## RECORD LIST:

--------------------------------------------------

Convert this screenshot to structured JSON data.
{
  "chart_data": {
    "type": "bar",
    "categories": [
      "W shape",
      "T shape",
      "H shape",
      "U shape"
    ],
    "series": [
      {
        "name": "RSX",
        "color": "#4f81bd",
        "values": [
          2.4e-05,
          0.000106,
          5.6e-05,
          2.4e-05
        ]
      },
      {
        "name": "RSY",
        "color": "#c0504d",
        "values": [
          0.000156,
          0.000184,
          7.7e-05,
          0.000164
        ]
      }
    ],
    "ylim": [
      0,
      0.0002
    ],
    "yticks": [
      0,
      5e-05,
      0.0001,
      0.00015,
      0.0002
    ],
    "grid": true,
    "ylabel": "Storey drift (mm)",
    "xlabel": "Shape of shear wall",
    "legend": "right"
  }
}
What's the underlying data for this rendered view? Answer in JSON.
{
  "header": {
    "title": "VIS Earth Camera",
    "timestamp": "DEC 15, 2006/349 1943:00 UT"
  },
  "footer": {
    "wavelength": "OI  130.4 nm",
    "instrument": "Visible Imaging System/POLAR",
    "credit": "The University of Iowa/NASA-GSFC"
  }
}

--------------------------------------------------

## PROMPT:
Write out all of the records once more, exactly.

## CORRECT ANSWER:
Convert this screenshot to structured JSON data.
{
  "chart_data": {
    "type": "bar",
    "categories": [
      "W shape",
      "T shape",
      "H shape",
      "U shape"
    ],
    "series": [
      {
        "name": "RSX",
        "color": "#4f81bd",
        "values": [
          2.4e-05,
          0.000106,
          5.6e-05,
          2.4e-05
        ]
      },
      {
        "name": "RSY",
        "color": "#c0504d",
        "values": [
          0.000156,
          0.000184,
          7.7e-05,
          0.000164
        ]
      }
    ],
    "ylim": [
      0,
      0.0002
    ],
    "yticks": [
      0,
      5e-05,
      0.0001,
      0.00015,
      0.0002
    ],
    "grid": true,
    "ylabel": "Storey drift (mm)",
    "xlabel": "Shape of shear wall",
    "legend": "right"
  }
}
What's the underlying data for this rendered view? Answer in JSON.
{
  "header": {
    "title": "VIS Earth Camera",
    "timestamp": "DEC 15, 2006/349 1943:00 UT"
  },
  "footer": {
    "wavelength": "OI  130.4 nm",
    "instrument": "Visible Imaging System/POLAR",
    "credit": "The University of Iowa/NASA-GSFC"
  }
}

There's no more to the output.